Items:
## START

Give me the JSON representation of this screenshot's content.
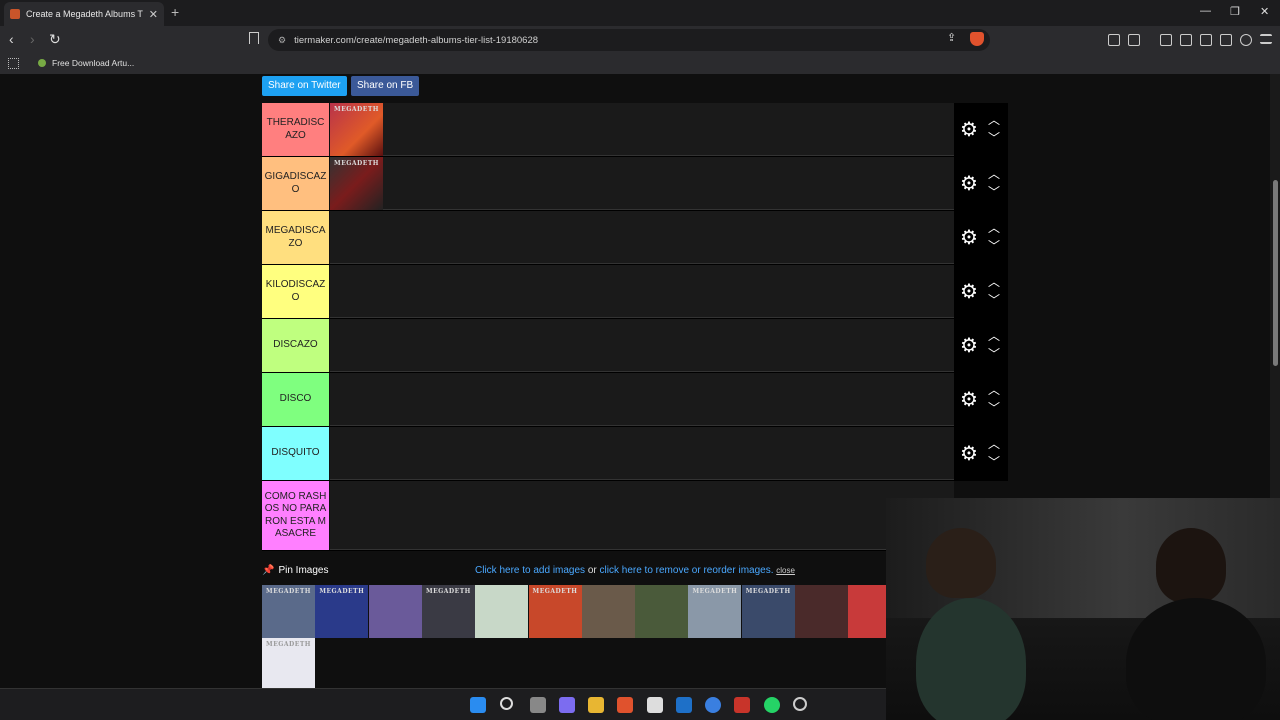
{
  "browser": {
    "tab_title": "Create a Megadeth Albums Tier",
    "url": "tiermaker.com/create/megadeth-albums-tier-list-19180628",
    "bookmark_label": "Free Download Artu..."
  },
  "share": {
    "twitter_label": "Share on Twitter",
    "fb_label": "Share on FB"
  },
  "tiers": [
    {
      "label": "THERADISCAZO",
      "color": "#ff7f7f",
      "albums": [
        "MEGADETH"
      ]
    },
    {
      "label": "GIGADISCAZO",
      "color": "#ffbf7f",
      "albums": [
        "MEGADETH"
      ]
    },
    {
      "label": "MEGADISCAZO",
      "color": "#ffdf7f",
      "albums": []
    },
    {
      "label": "KILODISCAZO",
      "color": "#ffff7f",
      "albums": []
    },
    {
      "label": "DISCAZO",
      "color": "#bfff7f",
      "albums": []
    },
    {
      "label": "DISCO",
      "color": "#7fff7f",
      "albums": []
    },
    {
      "label": "DISQUITO",
      "color": "#7fffff",
      "albums": []
    },
    {
      "label": "COMO RASHOS NO PARARON ESTA MASACRE",
      "color": "#ff7fff",
      "albums": []
    }
  ],
  "pin": {
    "label": "Pin Images",
    "add_link": "Click here to add images",
    "or_text": "or",
    "reorder_link": "click here to remove or reorder images.",
    "close_label": "close"
  },
  "pool_albums": [
    "MEGADETH",
    "MEGADETH",
    "",
    "MEGADETH",
    "",
    "MEGADETH",
    "",
    "",
    "MEGADETH",
    "MEGADETH",
    "",
    "",
    "MEGADETH"
  ]
}
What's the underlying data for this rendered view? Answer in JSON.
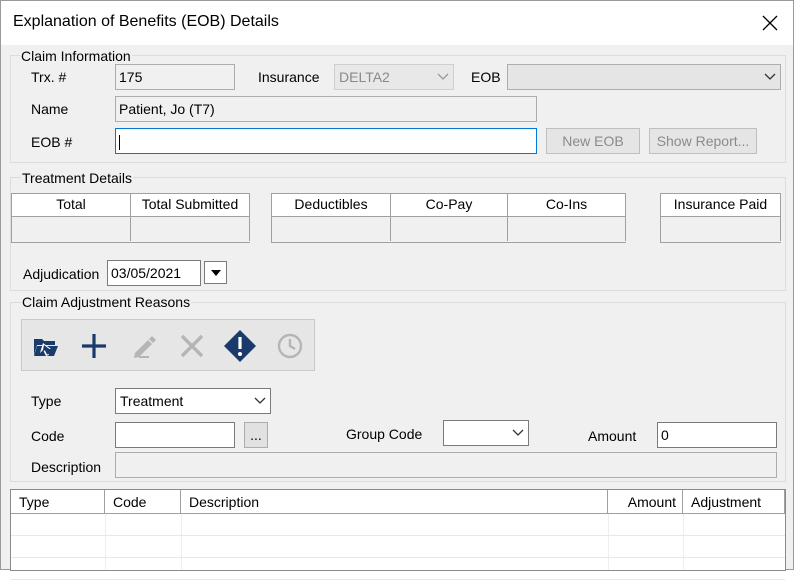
{
  "window": {
    "title": "Explanation of Benefits (EOB) Details"
  },
  "claim_info": {
    "group_label": "Claim Information",
    "trx_label": "Trx. #",
    "trx_value": "175",
    "insurance_label": "Insurance",
    "insurance_value": "DELTA2",
    "eob_label": "EOB",
    "eob_value": "",
    "name_label": "Name",
    "name_value": "Patient, Jo (T7)",
    "eob_no_label": "EOB #",
    "eob_no_value": "",
    "new_eob_button": "New EOB",
    "show_report_button": "Show Report..."
  },
  "treatment": {
    "group_label": "Treatment Details",
    "columns": [
      "Total",
      "Total Submitted",
      "Deductibles",
      "Co-Pay",
      "Co-Ins",
      "Insurance Paid"
    ],
    "adjudication_label": "Adjudication",
    "adjudication_value": "03/05/2021"
  },
  "adjustment": {
    "group_label": "Claim Adjustment Reasons",
    "toolbar_icons": [
      "folder-arrow-icon",
      "plus-icon",
      "edit-pencil-icon",
      "delete-x-icon",
      "alert-diamond-icon",
      "history-clock-icon"
    ],
    "type_label": "Type",
    "type_value": "Treatment",
    "code_label": "Code",
    "code_value": "",
    "code_browse": "...",
    "group_code_label": "Group Code",
    "group_code_value": "",
    "amount_label": "Amount",
    "amount_value": "0",
    "description_label": "Description",
    "description_value": ""
  },
  "list": {
    "columns": [
      "Type",
      "Code",
      "Description",
      "Amount",
      "Adjustment"
    ]
  },
  "colors": {
    "accent_dark": "#1a3a6b",
    "focus_border": "#0078d7"
  }
}
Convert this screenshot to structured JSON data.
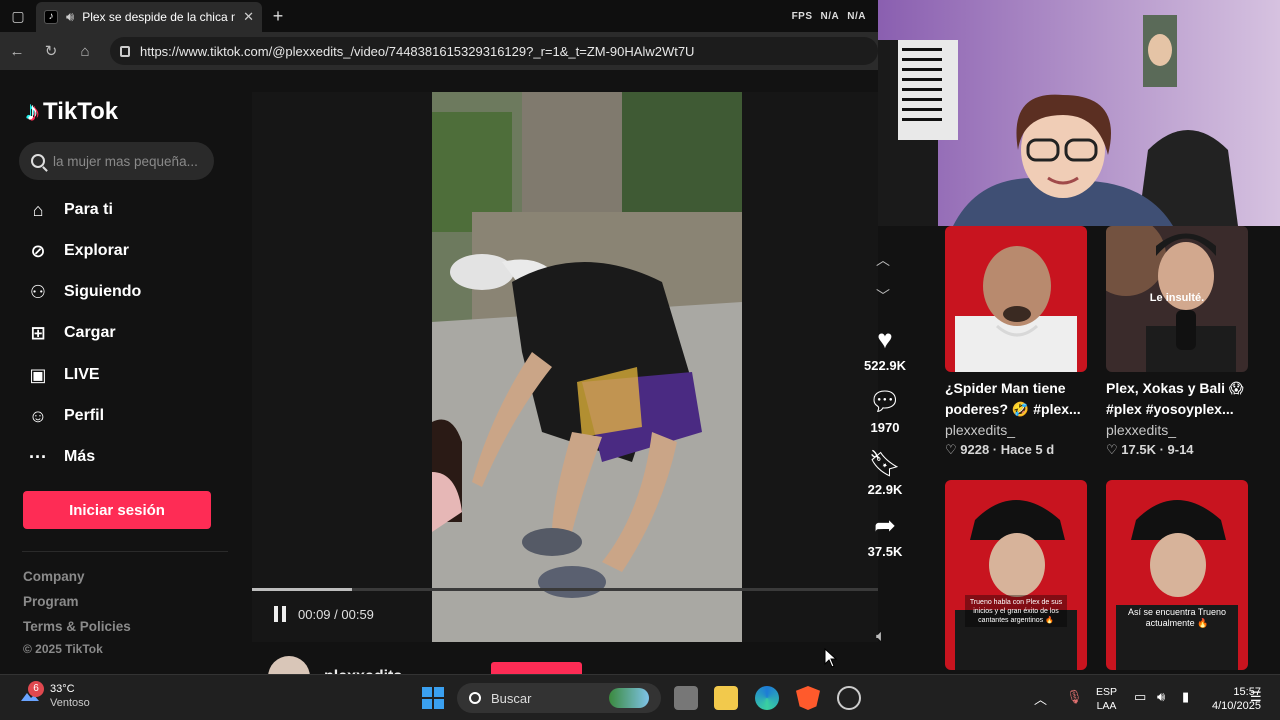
{
  "browser": {
    "tab_title": "Plex se despide de la chica m",
    "url": "https://www.tiktok.com/@plexxedits_/video/7448381615329316129?_r=1&_t=ZM-90HAlw2Wt7U",
    "overlay": [
      "FPS",
      "N/A",
      "N/A"
    ]
  },
  "sidebar": {
    "brand": "TikTok",
    "search_placeholder": "la mujer mas pequeña...",
    "nav": [
      {
        "label": "Para ti",
        "icon": "home-icon"
      },
      {
        "label": "Explorar",
        "icon": "compass-icon"
      },
      {
        "label": "Siguiendo",
        "icon": "following-icon"
      },
      {
        "label": "Cargar",
        "icon": "upload-icon"
      },
      {
        "label": "LIVE",
        "icon": "live-icon"
      },
      {
        "label": "Perfil",
        "icon": "profile-icon"
      },
      {
        "label": "Más",
        "icon": "more-icon"
      }
    ],
    "login_button": "Iniciar sesión",
    "footer": [
      "Company",
      "Program",
      "Terms & Policies"
    ],
    "copyright": "© 2025 TikTok"
  },
  "player": {
    "time": "00:09 / 00:59",
    "progress": 0.16,
    "author": "plexxedits_"
  },
  "actions": {
    "likes": "522.9K",
    "comments": "1970",
    "saves": "22.9K",
    "shares": "37.5K"
  },
  "related": [
    {
      "title": "¿Spider Man tiene poderes? 🤣 #plex...",
      "author": "plexxedits_",
      "stats": "♡ 9228 · Hace 5 d",
      "caption": ""
    },
    {
      "title": "Plex, Xokas y Bali 😱 #plex #yosoyplex...",
      "author": "plexxedits_",
      "stats": "♡ 17.5K · 9-14",
      "caption": "Le insulté."
    },
    {
      "title": "",
      "author": "",
      "stats": "",
      "caption": "Trueno habla con Plex de sus inicios y el gran éxito de los cantantes argentinos 🔥"
    },
    {
      "title": "",
      "author": "",
      "stats": "",
      "caption": "Así se encuentra Trueno actualmente 🔥"
    }
  ],
  "taskbar": {
    "weather_badge": "6",
    "temp": "33°C",
    "condition": "Ventoso",
    "search": "Buscar",
    "lang": [
      "ESP",
      "LAA"
    ],
    "time": "15:57",
    "date": "4/10/2025"
  },
  "colors": {
    "brand": "#fe2c55",
    "page_bg": "#121212"
  }
}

## END

Your goal: Restate the data above word for word. Do not include the images.

Task answer:
Give me the JSON representation of this screenshot's content.
{
  "browser": {
    "tab_title": "Create a Megadeth Albums Tier",
    "url": "tiermaker.com/create/megadeth-albums-tier-list-19180628",
    "bookmark_label": "Free Download Artu..."
  },
  "share": {
    "twitter_label": "Share on Twitter",
    "fb_label": "Share on FB"
  },
  "tiers": [
    {
      "label": "THERADISCAZO",
      "color": "#ff7f7f",
      "albums": [
        "MEGADETH"
      ]
    },
    {
      "label": "GIGADISCAZO",
      "color": "#ffbf7f",
      "albums": [
        "MEGADETH"
      ]
    },
    {
      "label": "MEGADISCAZO",
      "color": "#ffdf7f",
      "albums": []
    },
    {
      "label": "KILODISCAZO",
      "color": "#ffff7f",
      "albums": []
    },
    {
      "label": "DISCAZO",
      "color": "#bfff7f",
      "albums": []
    },
    {
      "label": "DISCO",
      "color": "#7fff7f",
      "albums": []
    },
    {
      "label": "DISQUITO",
      "color": "#7fffff",
      "albums": []
    },
    {
      "label": "COMO RASHOS NO PARARON ESTA MASACRE",
      "color": "#ff7fff",
      "albums": []
    }
  ],
  "pin": {
    "label": "Pin Images",
    "add_link": "Click here to add images",
    "or_text": "or",
    "reorder_link": "click here to remove or reorder images.",
    "close_label": "close"
  },
  "pool_albums": [
    "MEGADETH",
    "MEGADETH",
    "",
    "MEGADETH",
    "",
    "MEGADETH",
    "",
    "",
    "MEGADETH",
    "MEGADETH",
    "",
    "",
    "MEGADETH"
  ]
}
What's the underlying data for this rendered view? Answer in JSON.
{
  "window": {
    "title": "Explanation of Benefits (EOB) Details"
  },
  "claim_info": {
    "group_label": "Claim Information",
    "trx_label": "Trx. #",
    "trx_value": "175",
    "insurance_label": "Insurance",
    "insurance_value": "DELTA2",
    "eob_label": "EOB",
    "eob_value": "",
    "name_label": "Name",
    "name_value": "Patient, Jo (T7)",
    "eob_no_label": "EOB #",
    "eob_no_value": "",
    "new_eob_button": "New EOB",
    "show_report_button": "Show Report..."
  },
  "treatment": {
    "group_label": "Treatment Details",
    "columns": [
      "Total",
      "Total Submitted",
      "Deductibles",
      "Co-Pay",
      "Co-Ins",
      "Insurance Paid"
    ],
    "adjudication_label": "Adjudication",
    "adjudication_value": "03/05/2021"
  },
  "adjustment": {
    "group_label": "Claim Adjustment Reasons",
    "toolbar_icons": [
      "folder-arrow-icon",
      "plus-icon",
      "edit-pencil-icon",
      "delete-x-icon",
      "alert-diamond-icon",
      "history-clock-icon"
    ],
    "type_label": "Type",
    "type_value": "Treatment",
    "code_label": "Code",
    "code_value": "",
    "code_browse": "...",
    "group_code_label": "Group Code",
    "group_code_value": "",
    "amount_label": "Amount",
    "amount_value": "0",
    "description_label": "Description",
    "description_value": ""
  },
  "list": {
    "columns": [
      "Type",
      "Code",
      "Description",
      "Amount",
      "Adjustment"
    ]
  },
  "colors": {
    "accent_dark": "#1a3a6b",
    "focus_border": "#0078d7"
  }
}
Convert this screenshot to structured JSON data.
{
  "browser": {
    "tab_title": "Plex se despide de la chica m",
    "url": "https://www.tiktok.com/@plexxedits_/video/7448381615329316129?_r=1&_t=ZM-90HAlw2Wt7U",
    "overlay": [
      "FPS",
      "N/A",
      "N/A"
    ]
  },
  "sidebar": {
    "brand": "TikTok",
    "search_placeholder": "la mujer mas pequeña...",
    "nav": [
      {
        "label": "Para ti",
        "icon": "home-icon"
      },
      {
        "label": "Explorar",
        "icon": "compass-icon"
      },
      {
        "label": "Siguiendo",
        "icon": "following-icon"
      },
      {
        "label": "Cargar",
        "icon": "upload-icon"
      },
      {
        "label": "LIVE",
        "icon": "live-icon"
      },
      {
        "label": "Perfil",
        "icon": "profile-icon"
      },
      {
        "label": "Más",
        "icon": "more-icon"
      }
    ],
    "login_button": "Iniciar sesión",
    "footer": [
      "Company",
      "Program",
      "Terms & Policies"
    ],
    "copyright": "© 2025 TikTok"
  },
  "player": {
    "time": "00:09 / 00:59",
    "progress": 0.16,
    "author": "plexxedits_"
  },
  "actions": {
    "likes": "522.9K",
    "comments": "1970",
    "saves": "22.9K",
    "shares": "37.5K"
  },
  "related": [
    {
      "title": "¿Spider Man tiene poderes? 🤣 #plex...",
      "author": "plexxedits_",
      "stats": "♡ 9228 · Hace 5 d",
      "caption": ""
    },
    {
      "title": "Plex, Xokas y Bali 😱 #plex #yosoyplex...",
      "author": "plexxedits_",
      "stats": "♡ 17.5K · 9-14",
      "caption": "Le insulté."
    },
    {
      "title": "",
      "author": "",
      "stats": "",
      "caption": "Trueno habla con Plex de sus inicios y el gran éxito de los cantantes argentinos 🔥"
    },
    {
      "title": "",
      "author": "",
      "stats": "",
      "caption": "Así se encuentra Trueno actualmente 🔥"
    }
  ],
  "taskbar": {
    "weather_badge": "6",
    "temp": "33°C",
    "condition": "Ventoso",
    "search": "Buscar",
    "lang": [
      "ESP",
      "LAA"
    ],
    "time": "15:57",
    "date": "4/10/2025"
  },
  "colors": {
    "brand": "#fe2c55",
    "page_bg": "#121212"
  }
}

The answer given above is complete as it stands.